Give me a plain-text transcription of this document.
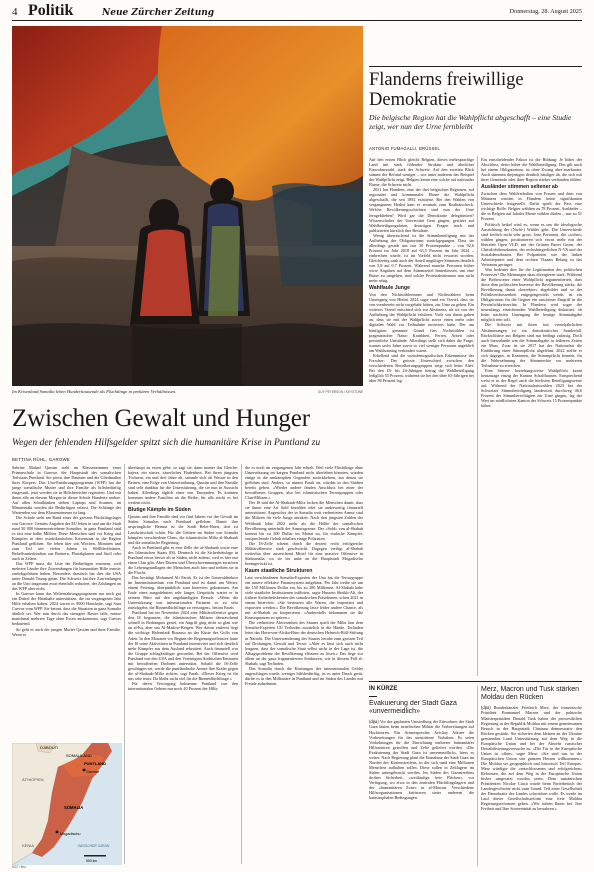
4 Politik	Neue Zürcher Zeitung	Donnerstag, 28. August 2025
Im Krisenland Somalia leben Hunderttausende als Flüchtlinge in prekären Verhältnissen.	GUY PETERSON / KEYSTONE
Zwischen Gewalt und Hunger
Wegen der fehlenden Hilfsgelder spitzt sich die humanitäre Krise in Puntland zu
BETTINA RÜHL, GAROWE

Sabrine Mahad Qassim steht im Klassenzimmer einer Primarschule in Garowe, der Hauptstadt des somalischen Teilstaats Puntland. Sie presst ihre Daumen und die Gliedmaßen ihres Körpers. Das Uno-Ernährungsprogramm (WFP) hat die junge somalische Mutter und ihre Familie als hilfsbedürftig eingestuft, jetzt werden sie in Hilfsbereichte registriert. Und mit ihnen alle an diesem Morgen in dieser Schule Hunderte andere. Auf allen Schulbänken stehen Laptops und Scanner, im Minutentakt werden die Bedürftigen erfasst. Die Schlange der Wartenden vor dem Klassenzimmer ist lang.

Die Schule steht am Rand eines der grossen Flüchtlingslager von Garowe. Gemäss Angaben der EU leben in und um die Stadt rund 50 000 binnenvertriebene Somalier, in ganz Puntland sind es fast eine halbe Million. Diese Menschen sind vor Krieg und Kämpfen in dem ostafrikanischen Krisenstaat in die Region Puntland geflohen. Sie leben hier seit Wochen, Monaten und zum Teil seit vielen Jahren in Wellblechhütten, Behelfsunterkünften aus Brettern, Plastikplanen und Stoff oder auch in Zelten.

Das WFP muss die Liste der Bedürftigen erneuern, weil mehrere Länder ihre Zuwendungen für humanitäre Hilfe massiv zurückgefahren haben. Besonders drastisch hat dies die USA unter Donald Trump getan. Die Schweiz hat ihre Zuwendungen an die Uno insgesamt zwar ebenfalls reduziert, der Zahlungen an das WFP aber nicht.

In Garowe kann das Welternährungsprogramm nur noch gut ein Drittel der Haushalte unterstützen, die im vergangenen Jahr Hilfe erhalten haben. 2024 waren es 9000 Haushalte, sagt Sara Cuevas vom WFP. Sie betont, dass die Situation in ganz Somalia ähnlich sei. Wer nun durch das strengere Raster falle, müsse manchmal mehrere Tage ohne Essen auskommen, sagt Cuevas bedauernd.

So geht es auch der jungen Mutter Qassim und ihrer Familie. Wenn es

überhaupt zu essen gebe, so sagt sie, dann immer das Gleiche: bajera, ein süsses, säuerliches Fladenbrot. Bei ihren jüngsten Töchtern, ein und drei Jahre alt, sammle sich oft Wasser in den Beinen, eine Folge von Unterernährung. Qassim und ihre Familie sind sehr dankbar für die Unterstützung, die sie nun in Aussicht haben. Allerdings täglich einer von Tausenden. Es konnten kommen andere Familien an die Reihe, für alle reicht es bei weitem nicht.

Blutige Kämpfe im Süden

Qassim und ihre Familie sind vor fünf Jahren vor der Gewalt im Süden Somalias nach Puntland geflohen. Damit ihre ursprüngliche Heimat ist die Stadt Belet-Huen, dort ist Landwirtschaft schön. Für die Gebiete im Süden von Somalia kämpfen verschiedene Clans, die islamistische Miliz al-Shabaab und die somalische Regierung.

Auch in Puntland gibt es eine Zelle der al-Shabaab sowie eine des Islamischen Staats (IS). Dennoch ist die Sicherheitslage in Puntland etwas besser als in Süden, nicht zuletzt, weil es hier nur einen Clan gibt. Aber Dürren und Überschwemmungen zerstören die Lebensgrundlagen der Menschen auch hier und treiben sie in die Flucht.

Das bestätigt Mohamed Ali Farah. Er ist der Generaldirektor im Innenministerium von Puntland und ist damit am Wetter, einem Feiertag, überpünktlich zum Interview gekommen. Am Ende eines ausgedehnten sehr langes Gesprächs wartet er in seinem Büro auf den angekündigten Besuch. «Wenn die Unterstützung von internationalen Partnern so zu sehr zurückgehe, die Binnenflüchtlinge zu versorgen», betont Farah.

Puntland hat im November 2024 eine Militäroffensive gegen den IS begonnen, die islamistischen Milizen überraschend schnell in Bedrängnis geriet, ein Angriff ging nicht so glatt wie an al-Ka, aber um Al-Madow-Bergen. Wer davon entfernt liegt die wichtige Hafenstadt Bosaaso an der Küste des Golfs von Aden. In den Monaten vor Beginn der Regierungsoffensive hatte der IS seine Aktivitäten in Puntland intensiviert und sich deutlich mehr Kämpfer aus dem Ausland rekrutiert. Auch finanziell war die Gruppe schlagkräftiger geworden. Bei der Offensive wird Puntland von den USA und den Vereinigten Arabischen Emiraten mit bewaffneten Drohnen unterstützt. Sobald die IS-Zelle geschlagen sei, werde die puntländische Armee ihre Kräfte gegen die al-Shabaab-Miliz richten, sagt Farah. «Dieser Krieg ist für uns sehr teuer. Da bleibt nicht viel für die Binnenflüchtlinge.»

Für deren Versorgung bekomme Puntland von den internationalen Gebern nur noch 40 Prozent der Hilfe,

die es noch im vergangenen Jahr erhielt. Weil viele Flüchtlinge ohne Unterstützung im kargen Puntland nicht überleben könnten, würden einige in die umkämpften Gegenden zurückkehren, aus denen sie geflohen sind. Anders; so nimmt Farah an, würden in den Städten bereits geben. «Wieder andere fänden Anschluss bei einer der bewaffneten Gruppen, also bei islamistischen Terrorgruppen oder Clan-Milizen.»

Der IS und die Al-Shabaab-Miliz locken die Menschen damit, dass sie ihnen eine Art Sold bezahlen oder sie anderweitig finanziell unterstützen. Angesichts der in Somalia weit verbreiteten Armut sind die Milizen für viele Junge attraktiv. Nach den jüngsten Zahlen der Weltbank lebte 2022 mehr als die Hälfte der somalischen Bevölkerung unterhalb der Armutsgrenze. Der «Sold» von al-Shabab kommt bis zu 300 Dollar im Monat zu, für einfache Kämpfer, entsprechende Gehalt erhalten einige Polizisten.

Die IS-Zelle scheint durch die derzeit recht erfolgreiche Militäroffensive stark geschwächt. Dagegen verfügt al-Shabab weiterhin über ausreichend Mittel für eine massive Offensive in Südsomalia, wo sie bis nahe an die Hauptstadt Mogadischu herangerückt ist.

Kaum staatliche Strukturen

Laut verschiedenen Somalia-Experten der Uno hat die Terrorgruppe ein unsere effektive Finanzsystem aufgebaut. Pro Jahr treibe sie um die 150 Millionen Dollar ein, bis zu 200 Millionen. Al-Shabab habe viele staatliche Institutionen infiltriert, sagte Hussein Sheikh-Ali, der frühere Sicherheitsberater des somalischen Präsidenten, schon 2021 in einem Interview. «Sie besteuern alle Waren, die importiert und exportiert werden.» Die Bevölkerung fasse leider andere Chance, als mit al-Shabab zu kooperieren. «Andernfalls bekommen sie die Konsequenzen zu spüren.»

Die verbreitete Abwesenheit des Staates spielt der Miliz laut dem Somalia-Experten Ulf Terlinden zusätzlich in die Hände. Terlinden leitet das Horn-von-Afrika-Büro der deutschen Heinrich-Böll-Stiftung in Nairobi. Die Unterwanderung des Staates beruhe zum grossen Teil auf Drohungen, Gewalt und Terror. «Aber es lässt sich auch nicht leugnen, dass der somalische Staat selbst nicht in der Lage ist, die Alltagsprobleme der Bevölkerung effizient zu lösen.» Das liege vor allem an der ganz fragmentierten Strukturen, wie in diesem Fall al-Shabab, sagt Terlinden.

Das Somalia durch die Kürzungen der internationalen Gelder angeschlagen wurde, weniger hilfsbedürftig, ist es unter Druck gerät, dürfte es in den Millionäre in Puntland und im Süden des Landes mit Freude aufnehmen.

DJIBOUTI
SOMALILAND
PUNTLAND
Garowe
ÄTHIOPIEN
SOMALIA
Mogadischu
KENIA	INDISCHER OZEAN
500 km
NZZ / Bru.
Flanderns freiwillige Demokratie
Die belgische Region hat die Wahlpflicht abgeschafft – eine Studie zeigt, wer nun der Urne fernbleibt
ANTONIO FUMAGALLI, BRÜSSEL

Auf den ersten Blick gleicht Belgien, dieses mehrsprachige Land mit stark föderaler Struktur und ähnlicher Einwohnerzahl, stark der Schweiz. Auf den zweiten Blick stimmt der Befund weniger – wie unter anderem das Beispiel der Wahlpflicht zeigt. Belgien kennt eine solche auf nationaler Ebene, die Schweiz nicht.

2021 hat Flandern, eine der drei belgischen Regionen, auf regionaler und kommunaler Ebene die Wahlpflicht abgeschafft, die seit 1892 existierte. Bei den Wahlen von vergangenem Herbst kam es erstmals zum Realitätscheck. Welche Bevölkerungsschichten sind nun der Urne ferngeblieben? Wird gar die Demokratie delegitimiert? Wissenschafter der Universität Gent gingen, gestützt auf Wahlbeteiligungsdaten, derartigen Fragen nach und publizierten kürzlich ihre Resultate.

Wenig überraschend ist die Stimmbeteiligung mit der Aufhebung des Obligatoriums zurückgegangen. Dass sie allerdings gerade um fast 30 Prozentpunkte – von 92,6 Prozent im Jahr 2018 auf 63,5 Prozent im Jahr 2024 – einbrechen würde, ist im Vorfeld nicht erwartet worden. Gleichzeitig sank auch der Anteil ungültiger Stimmen deutlich von 5,8 auf 0,7 Prozent. Während manche Personen früher wirre Angaben auf dem Stimmzettel hinterliessen, um eine Busse zu umgehen, sind solche Protestabstimmen nun nicht mehr nötig.

Wahlfaule Junge

Von den Nichtwählerinnen und Nichtwählern beim Urnengang von Herbst 2024 sagte rund ein Viertel, dass sie von vornherein nicht vorgehabt hätten, zur Urne zu gehen. Ein weiteres Viertel entschied sich zur Abstinenz, als sie von der Aufhebung der Wahlpflicht erfuhren. Viele von ihnen gaben an, dass sie mit der Wahlpflicht zuvor einen mehr oder digitalen Wahl zur Teilnahme motiviert hätte. Der am häufigsten genannte Grund fürs Nichtwählen ist pragmatischer Natur: Krankheit, Ferien, Arbeit oder persönliche Umstände. Allerdings stellt sich dabei die Frage, warum sechs Jahre zuvor so viel weniger Personen angeblich am Wahlsonntag verhindert waren.

Erhellend sind die soziodemografischen Erkenntnisse der Forscher: Der grösste Unterschied zwischen den verschiedenen Bevölkerungsgruppen zeigt sich beim Alter. Bei den 18- bis 24-Jährigen betrug die Wahlbeteiligung lediglich 55 Prozent, während sie bei den über 65-Jährigen bei über 86 Prozent lag.

Ein entscheidender Faktor ist die Bildung: Je höher der Abschluss, desto höher die Wahlbeteiligung. Das gilt auch bei einem Obligatorium, ist ohne Zwang aber markanter. Auch stimmen diejenigen deutlich häufiger ab, die sich mit ihrer Gemeinde oder ihrer Region stärker verbunden fühlen.

Ausländer stimmen seltener ab

Zwischen dem Wahlverhalten von Frauen und dem von Männern wurden in Flandern keine signifikanten Unterschiede festgestellt. Dafür spielt der Pass eine wichtige Rolle: Belgier wählten zu 78 Prozent, Ausländer – die in Belgien auf lokaler Ebene wählen dürfen – nur zu 51 Prozent.

Politisch heikel wird es, wenn es um die ideologische Ausrichtung der (Nicht-) Wähler geht. Die Unterschiede sind freilich nicht sehr gross. Jene Personen, die «sicher» wählen gingen, positionieren sich etwas mehr mit der liberalen Open VLD, mit der Grünen Partei Groen, der Christlichdemokraten, der rechtsbürgerlichen N-VA und der Sozialdemokraten. Bei Polparteien wie der linken Arbeiterpartei und dem rechten Vlaams Belang ist das Vertrauen geringer.

Was bedeutet dies für die Legitimation des politischen Prozesses? Die Meinungen dazu divergieren stark. Während die Befürworter einer Wahlpflicht argumentierten, dass diese dem politischen Interesse der Bevölkerung stärke, die Bevölkerung damit «korrekter» abgebildet und so der Politikverdrossenheit entgegengewirkt werde, ist ein Obligatorium für die Gegner ein unschöner Eingriff in die Persönlichkeitsrechte. In Flandern wird sogar der neuenfangs einrichtenden Wahlbeteiligung diskutiert, ob beim nächsten Urnengang die heutige Stimmabgabe möglich sein soll.

Die Schweiz mit ihren fast vierteljährlichen Abstimmungen ist ein demokratischer Sonderfall. Rückschlüsse aus Belgien sind nur bedingt zulässig. Doch auch hierzulande war die Stimmabgabe in früheren Zeiten ein Muss. Zwar ist sie 2017 hat der Nationalrat die Einführung einer Stimmpflicht abgelehnt, 2022 stellte er sich dagegen, in Kantonen, die Stimmpflicht kennen, für die Wahrnehmung der Stimmrechte vor mehreren Teilnahme zu erreichen.

Eine Stimm- beziehungsweise Wahlpflicht kennt heutzutage einzig der Kanton Schaffhausen. Entsprechend weist er in der Regel auch die höchsten Beteiligungswerte auf. Während der Nationalratswahlen 2023 bei der Schweizer Stimmbeteiligung landesweit durchweg 46,6 Prozent der Stimmberechtigten zur Urne gingen, lag der Wert im nördlichsten Kanton der Schweiz 15 Prozentpunkte höher.

IN KÜRZE
Evakuierung der Stadt Gaza «unvermeidlich»
(dpa) Vor der geplanten Umsiedlung der Einwohner der Stadt Gaza läuten beim israelischen Militär die Vorbereitungen auf Hochtouren. Ein Armeesprecher Avichay Adraee die Vorbereitungen für das umstrittene Vorhaben. Es seien Vorkehrungen für die Einrichtung mehrerer humanitärer Hilfszentren getroffen und Zelte geliefert worden. «Die Evakuierung der Stadt Gaza ist unvermeidlich», hiess es weiter. Nach Regierung plant die Einnahme der Stadt Gaza im Norden des Küstenstreifens, in der sich rund eine Millionen Menschen aufhalten sollen. Diese sollen in Zeltlagern im Süden untergebracht werden. Im Süden des Gazastreifens drohen Sicherheit, «weitläufige freie Flächen», vor Verfügung, wo etwa in den zentralen Flüchtlingslagern und der «humanitären Zone» in al-Mawasi. Verschiedene Hilfsorganisationen kritisieren unter anderem die katastrophalen Bedingungen.
Merz, Macron und Tusk stärken Moldau den Rücken
(dpa) Bundeskanzler Friedrich Merz, der französische Präsident Emmanuel Macron und der polnische Ministerpräsident Donald Tusk haben der prowestlichen Regierung in der Republik Moldau mit einem gemeinsamen Besuch in der Hauptstadt Chisinau demonstrativ den Rücken gestärkt. Sie sicherten dem kleinen an der Ukraine grenzenden Land Unterstützung auf dem Weg in die Europäische Union und bei der Abwehr russischer Destabilisierungsversuche zu. «Die Tür in die Europäische Union ist offen», sagte Merz. «Sie sind uns in der Europäischen Union von ganzem Herzen willkommen.» Die Moldau sei geographisch und historisch Teil Europas. Merz würdigte die «entschlossenen und erfolgreichen» Reformen, die auf dem Weg in die Europäische Union bisher umgesetzt worden seien. Dem rumänischen Präsidenten Nicolae Ciucă wurde beim Parteibesuch der Landesgeschichte nicht zum Grund. Teil einer Gesellschaft der Demokratie des Landes schwächen wolle. Es werde im Lauf dieser Gesellschaftsreform eine freie Moldau Regierungsreformen geben. «Wir stehen Ihnen bei. Ihre Freiheit und Ihre Souveränität zu bewahren.»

■ **GIVEN PROBLEM**: Using the listing above, pick out each line that contains the word "ihrer", then copy it.

■ **THE ANSWER**:
So geht es auch der jungen Mutter Qassim und ihrer Familie. Wenn es
Ein entscheidender Faktor ist die Bildung: Je höher der Abschluss, desto höher die Wahlbeteiligung. Das gilt auch bei einem Obligatorium, ist ohne Zwang aber markanter. Auch stimmen diejenigen deutlich häufiger ab, die sich mit ihrer Gemeinde oder ihrer Region stärker verbunden fühlen.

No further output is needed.